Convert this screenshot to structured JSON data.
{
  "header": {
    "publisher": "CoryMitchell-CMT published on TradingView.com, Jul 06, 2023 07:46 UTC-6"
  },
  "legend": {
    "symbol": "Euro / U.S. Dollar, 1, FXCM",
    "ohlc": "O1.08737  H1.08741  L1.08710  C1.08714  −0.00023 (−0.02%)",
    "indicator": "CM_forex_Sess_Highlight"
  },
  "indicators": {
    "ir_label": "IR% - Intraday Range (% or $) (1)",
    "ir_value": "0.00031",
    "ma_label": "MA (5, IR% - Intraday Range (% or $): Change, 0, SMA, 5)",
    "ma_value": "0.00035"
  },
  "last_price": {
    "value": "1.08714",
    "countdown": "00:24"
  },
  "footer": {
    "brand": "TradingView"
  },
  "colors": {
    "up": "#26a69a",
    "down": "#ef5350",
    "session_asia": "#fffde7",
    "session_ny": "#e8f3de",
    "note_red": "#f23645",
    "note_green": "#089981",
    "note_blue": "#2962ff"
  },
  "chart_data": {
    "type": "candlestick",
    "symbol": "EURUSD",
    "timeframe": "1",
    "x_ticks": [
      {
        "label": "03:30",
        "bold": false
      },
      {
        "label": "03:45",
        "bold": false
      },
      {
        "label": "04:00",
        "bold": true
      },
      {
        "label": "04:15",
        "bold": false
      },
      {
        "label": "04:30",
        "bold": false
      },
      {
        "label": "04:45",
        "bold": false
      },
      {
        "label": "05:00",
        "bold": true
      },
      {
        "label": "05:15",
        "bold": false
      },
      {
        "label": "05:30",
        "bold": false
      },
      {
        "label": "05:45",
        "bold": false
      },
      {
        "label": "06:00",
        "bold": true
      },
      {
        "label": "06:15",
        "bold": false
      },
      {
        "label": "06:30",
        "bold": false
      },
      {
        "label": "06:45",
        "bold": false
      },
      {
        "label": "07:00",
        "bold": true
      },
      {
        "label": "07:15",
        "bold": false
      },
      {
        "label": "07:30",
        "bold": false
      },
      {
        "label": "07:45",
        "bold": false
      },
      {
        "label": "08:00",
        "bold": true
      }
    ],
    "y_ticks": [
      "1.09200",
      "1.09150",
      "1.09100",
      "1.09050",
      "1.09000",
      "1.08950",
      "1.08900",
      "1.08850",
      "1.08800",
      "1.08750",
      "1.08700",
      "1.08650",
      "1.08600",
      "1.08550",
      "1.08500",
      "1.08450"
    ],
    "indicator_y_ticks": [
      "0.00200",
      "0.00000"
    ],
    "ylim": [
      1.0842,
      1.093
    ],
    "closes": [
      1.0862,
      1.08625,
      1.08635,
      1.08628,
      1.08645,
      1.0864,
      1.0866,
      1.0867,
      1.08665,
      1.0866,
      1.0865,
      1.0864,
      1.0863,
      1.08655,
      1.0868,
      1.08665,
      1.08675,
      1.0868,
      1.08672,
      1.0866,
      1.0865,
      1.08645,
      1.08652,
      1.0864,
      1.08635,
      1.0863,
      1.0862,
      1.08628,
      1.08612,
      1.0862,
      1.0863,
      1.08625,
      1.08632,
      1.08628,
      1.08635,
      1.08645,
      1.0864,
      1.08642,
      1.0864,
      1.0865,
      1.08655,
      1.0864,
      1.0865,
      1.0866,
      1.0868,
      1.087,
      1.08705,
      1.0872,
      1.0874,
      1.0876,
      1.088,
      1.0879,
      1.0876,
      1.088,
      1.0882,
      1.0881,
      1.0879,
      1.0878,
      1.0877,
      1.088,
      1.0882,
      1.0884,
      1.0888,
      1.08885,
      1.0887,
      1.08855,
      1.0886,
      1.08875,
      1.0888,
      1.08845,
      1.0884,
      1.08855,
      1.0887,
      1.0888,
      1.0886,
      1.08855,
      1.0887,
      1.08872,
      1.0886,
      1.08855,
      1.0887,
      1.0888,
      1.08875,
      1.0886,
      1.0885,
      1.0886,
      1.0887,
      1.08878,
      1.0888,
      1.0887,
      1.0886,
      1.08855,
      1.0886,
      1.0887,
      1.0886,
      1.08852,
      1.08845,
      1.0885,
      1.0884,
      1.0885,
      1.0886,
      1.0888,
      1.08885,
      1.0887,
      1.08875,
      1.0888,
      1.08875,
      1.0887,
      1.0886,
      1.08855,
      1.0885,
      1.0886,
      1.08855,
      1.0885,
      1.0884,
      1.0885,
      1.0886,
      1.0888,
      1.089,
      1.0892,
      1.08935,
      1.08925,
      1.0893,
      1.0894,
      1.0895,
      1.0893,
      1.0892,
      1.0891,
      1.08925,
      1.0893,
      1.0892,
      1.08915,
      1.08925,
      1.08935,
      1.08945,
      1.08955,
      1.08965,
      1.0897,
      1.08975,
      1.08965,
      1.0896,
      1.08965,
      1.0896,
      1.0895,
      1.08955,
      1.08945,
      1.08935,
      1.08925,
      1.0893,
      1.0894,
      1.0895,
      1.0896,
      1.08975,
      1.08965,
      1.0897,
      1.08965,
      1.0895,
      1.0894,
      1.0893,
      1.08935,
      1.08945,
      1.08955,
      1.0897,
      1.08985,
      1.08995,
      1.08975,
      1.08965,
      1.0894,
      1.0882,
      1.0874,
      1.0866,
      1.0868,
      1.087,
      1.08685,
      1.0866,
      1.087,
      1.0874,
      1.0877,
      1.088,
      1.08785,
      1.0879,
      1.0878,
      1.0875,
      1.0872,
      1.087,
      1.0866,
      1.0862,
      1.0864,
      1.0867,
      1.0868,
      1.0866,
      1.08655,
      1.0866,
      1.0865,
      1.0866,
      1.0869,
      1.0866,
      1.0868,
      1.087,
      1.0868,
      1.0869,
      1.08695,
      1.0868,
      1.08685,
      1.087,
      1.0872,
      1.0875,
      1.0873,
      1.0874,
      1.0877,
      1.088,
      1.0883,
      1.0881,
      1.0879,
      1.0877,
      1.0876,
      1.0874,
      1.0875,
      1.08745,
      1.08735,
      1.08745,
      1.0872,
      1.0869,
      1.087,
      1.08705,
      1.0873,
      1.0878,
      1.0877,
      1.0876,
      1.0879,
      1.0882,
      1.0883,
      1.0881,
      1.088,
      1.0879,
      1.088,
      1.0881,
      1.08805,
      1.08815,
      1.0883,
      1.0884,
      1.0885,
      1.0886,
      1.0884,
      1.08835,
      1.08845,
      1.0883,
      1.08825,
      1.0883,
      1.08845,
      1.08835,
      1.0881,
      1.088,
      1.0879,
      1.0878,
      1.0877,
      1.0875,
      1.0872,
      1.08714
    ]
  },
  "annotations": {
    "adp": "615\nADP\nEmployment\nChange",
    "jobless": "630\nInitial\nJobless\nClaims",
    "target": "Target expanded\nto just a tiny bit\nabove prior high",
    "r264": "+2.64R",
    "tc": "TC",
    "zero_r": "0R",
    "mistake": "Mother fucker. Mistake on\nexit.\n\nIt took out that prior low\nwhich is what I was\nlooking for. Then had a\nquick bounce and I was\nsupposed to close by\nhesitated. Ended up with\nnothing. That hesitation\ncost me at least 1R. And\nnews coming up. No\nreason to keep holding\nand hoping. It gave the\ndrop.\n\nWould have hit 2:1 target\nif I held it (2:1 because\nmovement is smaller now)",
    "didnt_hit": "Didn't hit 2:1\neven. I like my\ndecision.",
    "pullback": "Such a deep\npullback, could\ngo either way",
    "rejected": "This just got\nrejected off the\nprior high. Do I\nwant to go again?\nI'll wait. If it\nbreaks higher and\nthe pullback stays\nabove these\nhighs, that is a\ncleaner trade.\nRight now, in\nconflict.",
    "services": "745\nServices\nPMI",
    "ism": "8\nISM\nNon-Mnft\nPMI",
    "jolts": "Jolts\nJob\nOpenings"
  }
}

What you need to do:
From the records above, extract everything verbatim.

The answer:
Convert this screenshot to structured JSON data.
{
  "header": {
    "publisher": "CoryMitchell-CMT published on TradingView.com, Jul 06, 2023 07:46 UTC-6"
  },
  "legend": {
    "symbol": "Euro / U.S. Dollar, 1, FXCM",
    "ohlc": "O1.08737  H1.08741  L1.08710  C1.08714  −0.00023 (−0.02%)",
    "indicator": "CM_forex_Sess_Highlight"
  },
  "indicators": {
    "ir_label": "IR% - Intraday Range (% or $) (1)",
    "ir_value": "0.00031",
    "ma_label": "MA (5, IR% - Intraday Range (% or $): Change, 0, SMA, 5)",
    "ma_value": "0.00035"
  },
  "last_price": {
    "value": "1.08714",
    "countdown": "00:24"
  },
  "footer": {
    "brand": "TradingView"
  },
  "colors": {
    "up": "#26a69a",
    "down": "#ef5350",
    "session_asia": "#fffde7",
    "session_ny": "#e8f3de",
    "note_red": "#f23645",
    "note_green": "#089981",
    "note_blue": "#2962ff"
  },
  "chart_data": {
    "type": "candlestick",
    "symbol": "EURUSD",
    "timeframe": "1",
    "x_ticks": [
      {
        "label": "03:30",
        "bold": false
      },
      {
        "label": "03:45",
        "bold": false
      },
      {
        "label": "04:00",
        "bold": true
      },
      {
        "label": "04:15",
        "bold": false
      },
      {
        "label": "04:30",
        "bold": false
      },
      {
        "label": "04:45",
        "bold": false
      },
      {
        "label": "05:00",
        "bold": true
      },
      {
        "label": "05:15",
        "bold": false
      },
      {
        "label": "05:30",
        "bold": false
      },
      {
        "label": "05:45",
        "bold": false
      },
      {
        "label": "06:00",
        "bold": true
      },
      {
        "label": "06:15",
        "bold": false
      },
      {
        "label": "06:30",
        "bold": false
      },
      {
        "label": "06:45",
        "bold": false
      },
      {
        "label": "07:00",
        "bold": true
      },
      {
        "label": "07:15",
        "bold": false
      },
      {
        "label": "07:30",
        "bold": false
      },
      {
        "label": "07:45",
        "bold": false
      },
      {
        "label": "08:00",
        "bold": true
      }
    ],
    "y_ticks": [
      "1.09200",
      "1.09150",
      "1.09100",
      "1.09050",
      "1.09000",
      "1.08950",
      "1.08900",
      "1.08850",
      "1.08800",
      "1.08750",
      "1.08700",
      "1.08650",
      "1.08600",
      "1.08550",
      "1.08500",
      "1.08450"
    ],
    "indicator_y_ticks": [
      "0.00200",
      "0.00000"
    ],
    "ylim": [
      1.0842,
      1.093
    ],
    "closes": [
      1.0862,
      1.08625,
      1.08635,
      1.08628,
      1.08645,
      1.0864,
      1.0866,
      1.0867,
      1.08665,
      1.0866,
      1.0865,
      1.0864,
      1.0863,
      1.08655,
      1.0868,
      1.08665,
      1.08675,
      1.0868,
      1.08672,
      1.0866,
      1.0865,
      1.08645,
      1.08652,
      1.0864,
      1.08635,
      1.0863,
      1.0862,
      1.08628,
      1.08612,
      1.0862,
      1.0863,
      1.08625,
      1.08632,
      1.08628,
      1.08635,
      1.08645,
      1.0864,
      1.08642,
      1.0864,
      1.0865,
      1.08655,
      1.0864,
      1.0865,
      1.0866,
      1.0868,
      1.087,
      1.08705,
      1.0872,
      1.0874,
      1.0876,
      1.088,
      1.0879,
      1.0876,
      1.088,
      1.0882,
      1.0881,
      1.0879,
      1.0878,
      1.0877,
      1.088,
      1.0882,
      1.0884,
      1.0888,
      1.08885,
      1.0887,
      1.08855,
      1.0886,
      1.08875,
      1.0888,
      1.08845,
      1.0884,
      1.08855,
      1.0887,
      1.0888,
      1.0886,
      1.08855,
      1.0887,
      1.08872,
      1.0886,
      1.08855,
      1.0887,
      1.0888,
      1.08875,
      1.0886,
      1.0885,
      1.0886,
      1.0887,
      1.08878,
      1.0888,
      1.0887,
      1.0886,
      1.08855,
      1.0886,
      1.0887,
      1.0886,
      1.08852,
      1.08845,
      1.0885,
      1.0884,
      1.0885,
      1.0886,
      1.0888,
      1.08885,
      1.0887,
      1.08875,
      1.0888,
      1.08875,
      1.0887,
      1.0886,
      1.08855,
      1.0885,
      1.0886,
      1.08855,
      1.0885,
      1.0884,
      1.0885,
      1.0886,
      1.0888,
      1.089,
      1.0892,
      1.08935,
      1.08925,
      1.0893,
      1.0894,
      1.0895,
      1.0893,
      1.0892,
      1.0891,
      1.08925,
      1.0893,
      1.0892,
      1.08915,
      1.08925,
      1.08935,
      1.08945,
      1.08955,
      1.08965,
      1.0897,
      1.08975,
      1.08965,
      1.0896,
      1.08965,
      1.0896,
      1.0895,
      1.08955,
      1.08945,
      1.08935,
      1.08925,
      1.0893,
      1.0894,
      1.0895,
      1.0896,
      1.08975,
      1.08965,
      1.0897,
      1.08965,
      1.0895,
      1.0894,
      1.0893,
      1.08935,
      1.08945,
      1.08955,
      1.0897,
      1.08985,
      1.08995,
      1.08975,
      1.08965,
      1.0894,
      1.0882,
      1.0874,
      1.0866,
      1.0868,
      1.087,
      1.08685,
      1.0866,
      1.087,
      1.0874,
      1.0877,
      1.088,
      1.08785,
      1.0879,
      1.0878,
      1.0875,
      1.0872,
      1.087,
      1.0866,
      1.0862,
      1.0864,
      1.0867,
      1.0868,
      1.0866,
      1.08655,
      1.0866,
      1.0865,
      1.0866,
      1.0869,
      1.0866,
      1.0868,
      1.087,
      1.0868,
      1.0869,
      1.08695,
      1.0868,
      1.08685,
      1.087,
      1.0872,
      1.0875,
      1.0873,
      1.0874,
      1.0877,
      1.088,
      1.0883,
      1.0881,
      1.0879,
      1.0877,
      1.0876,
      1.0874,
      1.0875,
      1.08745,
      1.08735,
      1.08745,
      1.0872,
      1.0869,
      1.087,
      1.08705,
      1.0873,
      1.0878,
      1.0877,
      1.0876,
      1.0879,
      1.0882,
      1.0883,
      1.0881,
      1.088,
      1.0879,
      1.088,
      1.0881,
      1.08805,
      1.08815,
      1.0883,
      1.0884,
      1.0885,
      1.0886,
      1.0884,
      1.08835,
      1.08845,
      1.0883,
      1.08825,
      1.0883,
      1.08845,
      1.08835,
      1.0881,
      1.088,
      1.0879,
      1.0878,
      1.0877,
      1.0875,
      1.0872,
      1.08714
    ]
  },
  "annotations": {
    "adp": "615\nADP\nEmployment\nChange",
    "jobless": "630\nInitial\nJobless\nClaims",
    "target": "Target expanded\nto just a tiny bit\nabove prior high",
    "r264": "+2.64R",
    "tc": "TC",
    "zero_r": "0R",
    "mistake": "Mother fucker. Mistake on\nexit.\n\nIt took out that prior low\nwhich is what I was\nlooking for. Then had a\nquick bounce and I was\nsupposed to close by\nhesitated. Ended up with\nnothing. That hesitation\ncost me at least 1R. And\nnews coming up. No\nreason to keep holding\nand hoping. It gave the\ndrop.\n\nWould have hit 2:1 target\nif I held it (2:1 because\nmovement is smaller now)",
    "didnt_hit": "Didn't hit 2:1\neven. I like my\ndecision.",
    "pullback": "Such a deep\npullback, could\ngo either way",
    "rejected": "This just got\nrejected off the\nprior high. Do I\nwant to go again?\nI'll wait. If it\nbreaks higher and\nthe pullback stays\nabove these\nhighs, that is a\ncleaner trade.\nRight now, in\nconflict.",
    "services": "745\nServices\nPMI",
    "ism": "8\nISM\nNon-Mnft\nPMI",
    "jolts": "Jolts\nJob\nOpenings"
  }
}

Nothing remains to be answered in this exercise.